§ **What to produce**: Copy out every line containing the word "that".

-- start --

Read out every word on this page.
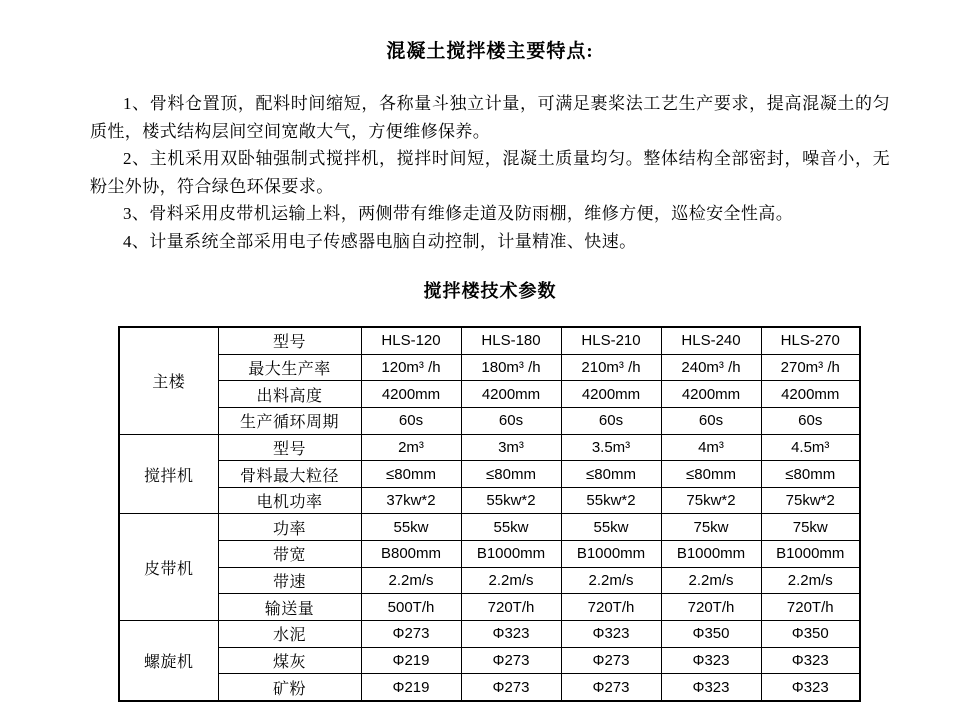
混凝土搅拌楼主要特点:

1、骨料仓置顶，配料时间缩短，各称量斗独立计量，可满足裹桨法工艺生产要求，提高混凝土的匀质性，楼式结构层间空间宽敞大气，方便维修保养。

2、主机采用双卧轴强制式搅拌机，搅拌时间短，混凝土质量均匀。整体结构全部密封，噪音小，无粉尘外协，符合绿色环保要求。

3、骨料采用皮带机运输上料，两侧带有维修走道及防雨棚，维修方便，巡检安全性高。

4、计量系统全部采用电子传感器电脑自动控制，计量精准、快速。

搅拌楼技术参数
主楼	型号	HLS-120	HLS-180	HLS-210	HLS-240	HLS-270
	最大生产率	120m³ /h	180m³ /h	210m³ /h	240m³ /h	270m³ /h
	出料高度	4200mm	4200mm	4200mm	4200mm	4200mm
	生产循环周期	60s	60s	60s	60s	60s
搅拌机	型号	2m³	3m³	3.5m³	4m³	4.5m³
	骨料最大粒径	≤80mm	≤80mm	≤80mm	≤80mm	≤80mm
	电机功率	37kw*2	55kw*2	55kw*2	75kw*2	75kw*2
皮带机	功率	55kw	55kw	55kw	75kw	75kw
	带宽	B800mm	B1000mm	B1000mm	B1000mm	B1000mm
	带速	2.2m/s	2.2m/s	2.2m/s	2.2m/s	2.2m/s
	输送量	500T/h	720T/h	720T/h	720T/h	720T/h
螺旋机	水泥	Φ273	Φ323	Φ323	Φ350	Φ350
	煤灰	Φ219	Φ273	Φ273	Φ323	Φ323
	矿粉	Φ219	Φ273	Φ273	Φ323	Φ323
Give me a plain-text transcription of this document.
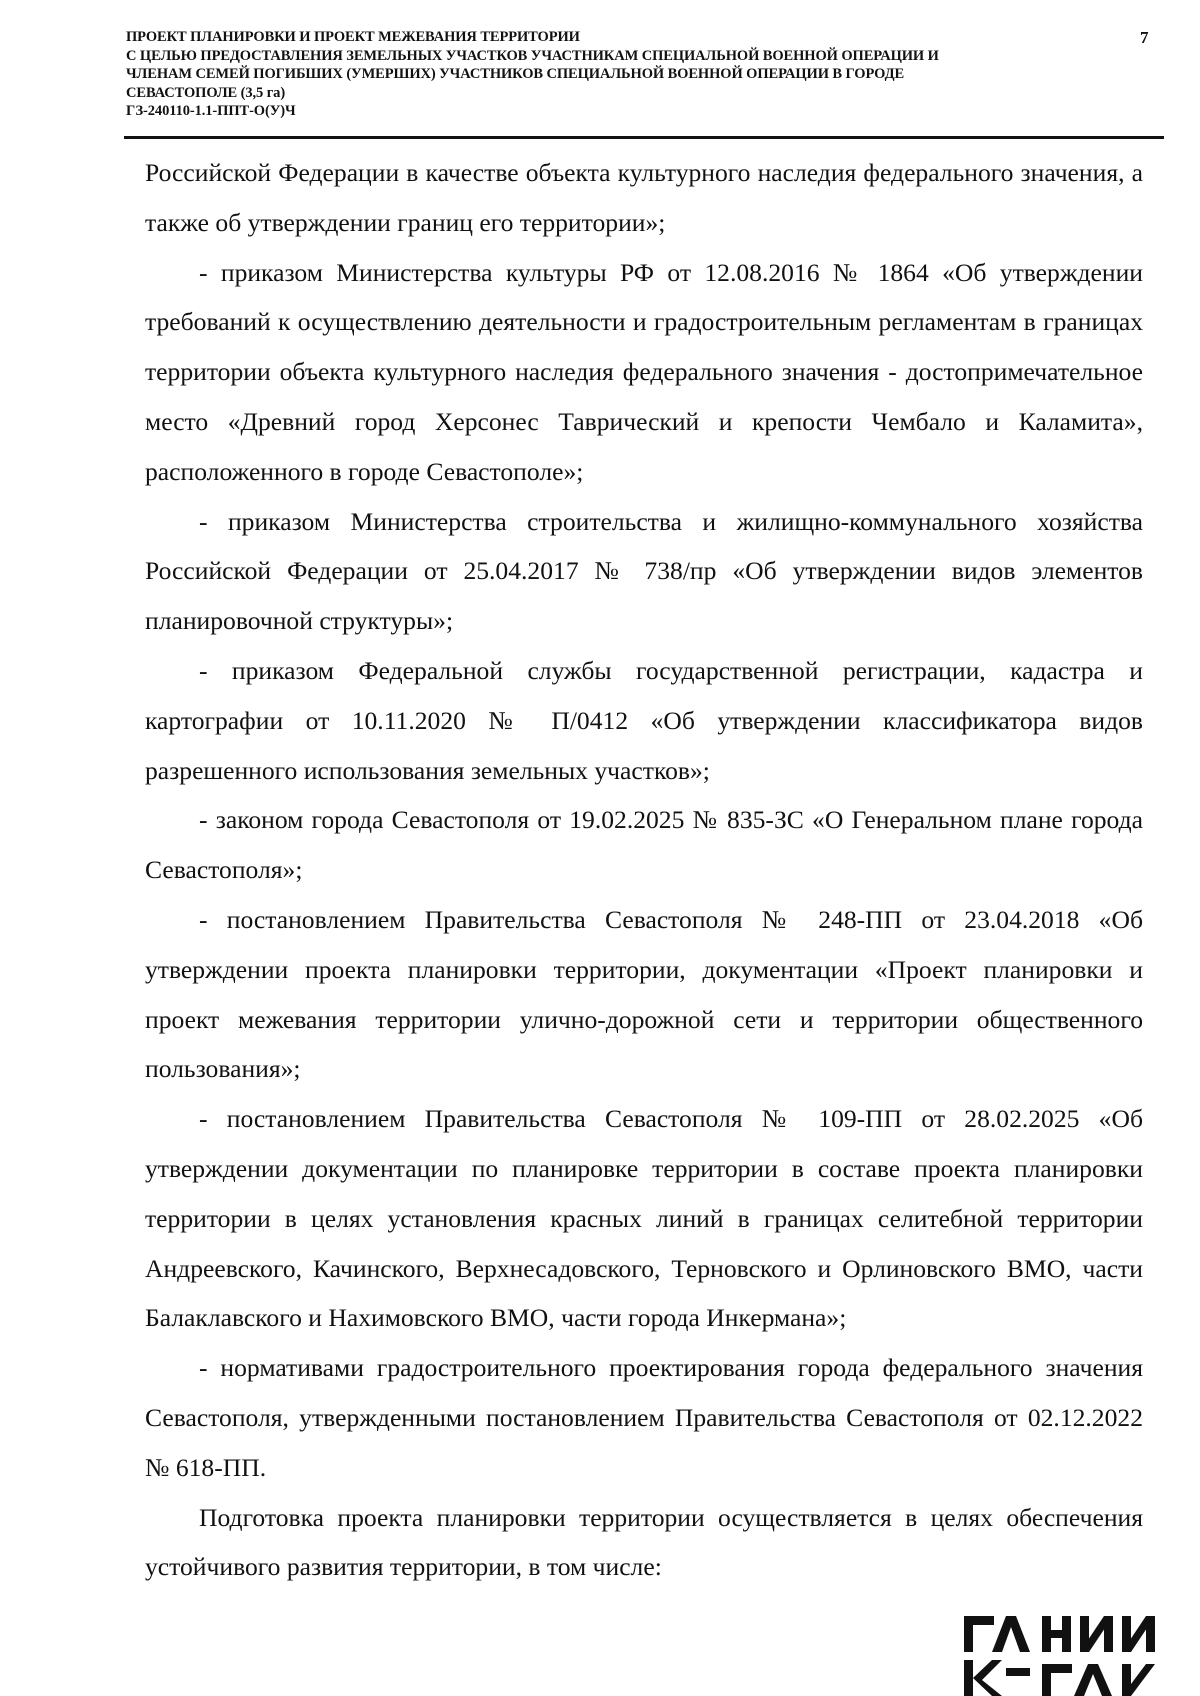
ПРОЕКТ ПЛАНИРОВКИ И ПРОЕКТ МЕЖЕВАНИЯ ТЕРРИТОРИИ
С ЦЕЛЬЮ ПРЕДОСТАВЛЕНИЯ ЗЕМЕЛЬНЫХ УЧАСТКОВ УЧАСТНИКАМ СПЕЦИАЛЬНОЙ ВОЕННОЙ ОПЕРАЦИИ И
ЧЛЕНАМ СЕМЕЙ ПОГИБШИХ (УМЕРШИХ) УЧАСТНИКОВ СПЕЦИАЛЬНОЙ ВОЕННОЙ ОПЕРАЦИИ В ГОРОДЕ
СЕВАСТОПОЛЕ (3,5 га)
ГЗ-240110-1.1-ППТ-О(У)Ч
7

Российской Федерации в качестве объекта культурного наследия федерального значения, а также об утверждении границ его территории»;

- приказом Министерства культуры РФ от 12.08.2016 № 1864 «Об утверждении требований к осуществлению деятельности и градостроительным регламентам в границах территории объекта культурного наследия федерального значения - достопримечательное место «Древний город Херсонес Таврический и крепости Чембало и Каламита», расположенного в городе Севастополе»;

- приказом Министерства строительства и жилищно-коммунального хозяйства Российской Федерации от 25.04.2017 № 738/пр «Об утверждении видов элементов планировочной структуры»;

- приказом Федеральной службы государственной регистрации, кадастра и картографии от 10.11.2020 № П/0412 «Об утверждении классификатора видов разрешенного использования земельных участков»;

- законом города Севастополя от 19.02.2025 № 835-ЗС «О Генеральном плане города Севастополя»;

- постановлением Правительства Севастополя № 248-ПП от 23.04.2018 «Об утверждении проекта планировки территории, документации «Проект планировки и проект межевания территории улично-дорожной сети и территории общественного пользования»;

- постановлением Правительства Севастополя № 109-ПП от 28.02.2025 «Об утверждении документации по планировке территории в составе проекта планировки территории в целях установления красных линий в границах селитебной территории Андреевского, Качинского, Верхнесадовского, Терновского и Орлиновского ВМО, части Балаклавского и Нахимовского ВМО, части города Инкермана»;

- нормативами градостроительного проектирования города федерального значения Севастополя, утвержденными постановлением Правительства Севастополя от 02.12.2022 № 618-ПП.

Подготовка проекта планировки территории осуществляется в целях обеспечения устойчивого развития территории, в том числе:
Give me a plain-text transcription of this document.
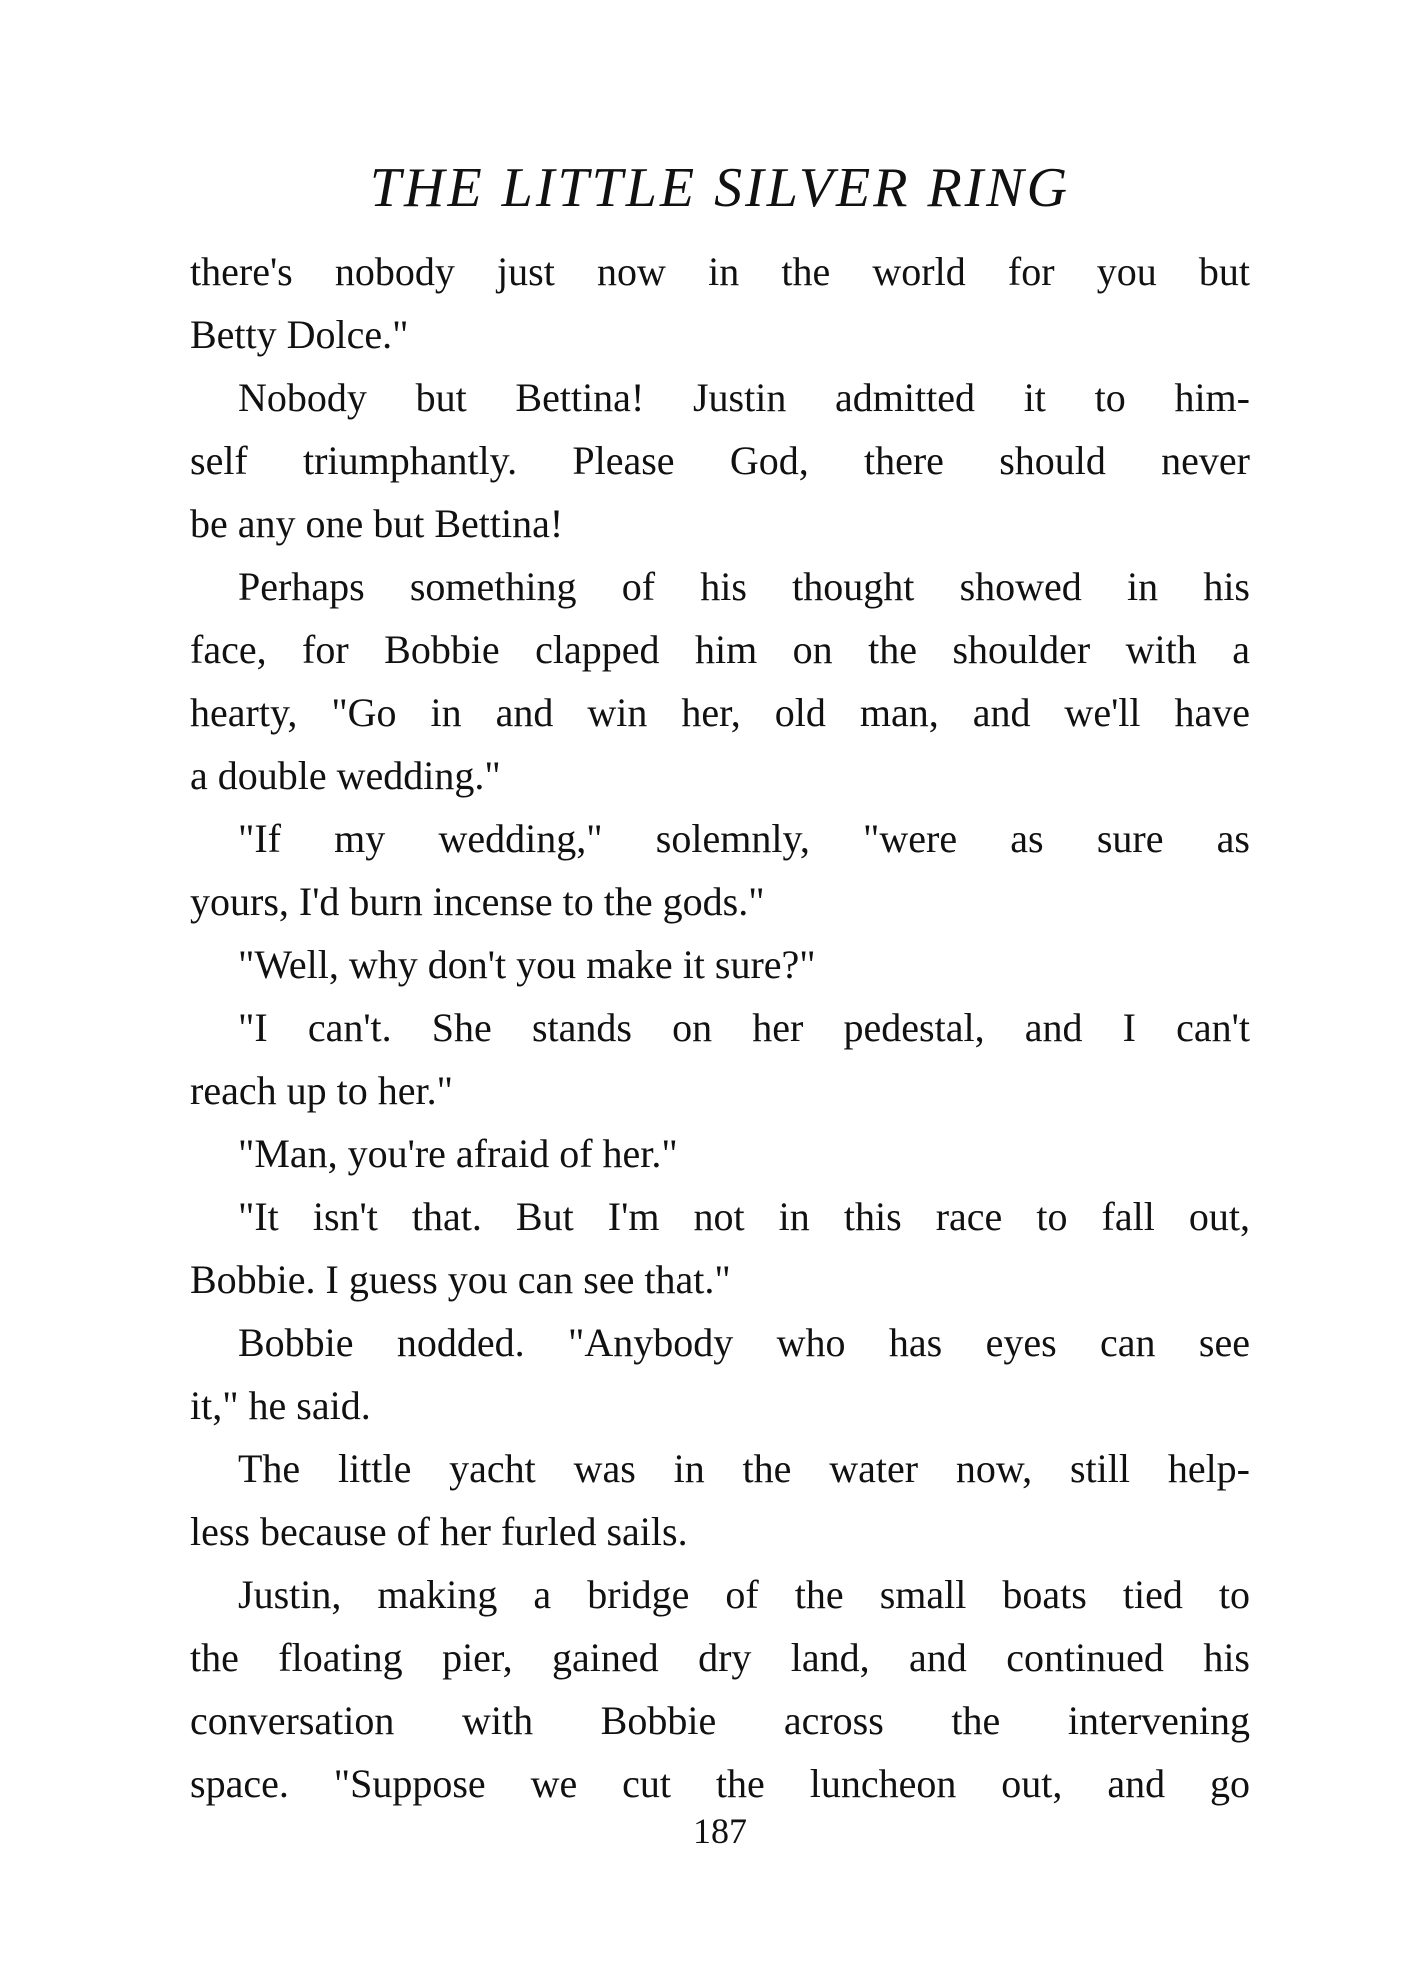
THE LITTLE SILVER RING
there's nobody just now in the world for you but
Betty Dolce."
Nobody but Bettina! Justin admitted it to him-
self triumphantly. Please God, there should never
be any one but Bettina!
Perhaps something of his thought showed in his
face, for Bobbie clapped him on the shoulder with a
hearty, "Go in and win her, old man, and we'll have
a double wedding."
"If my wedding," solemnly, "were as sure as
yours, I'd burn incense to the gods."
"Well, why don't you make it sure?"
"I can't. She stands on her pedestal, and I can't
reach up to her."
"Man, you're afraid of her."
"It isn't that. But I'm not in this race to fall out,
Bobbie. I guess you can see that."
Bobbie nodded. "Anybody who has eyes can see
it," he said.
The little yacht was in the water now, still help-
less because of her furled sails.
Justin, making a bridge of the small boats tied to
the floating pier, gained dry land, and continued his
conversation with Bobbie across the intervening
space. "Suppose we cut the luncheon out, and go
187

-- end --

§ **Task answer**:
"It isn't that. But I'm not in this race to fall out,
Bobbie. I guess you can see that."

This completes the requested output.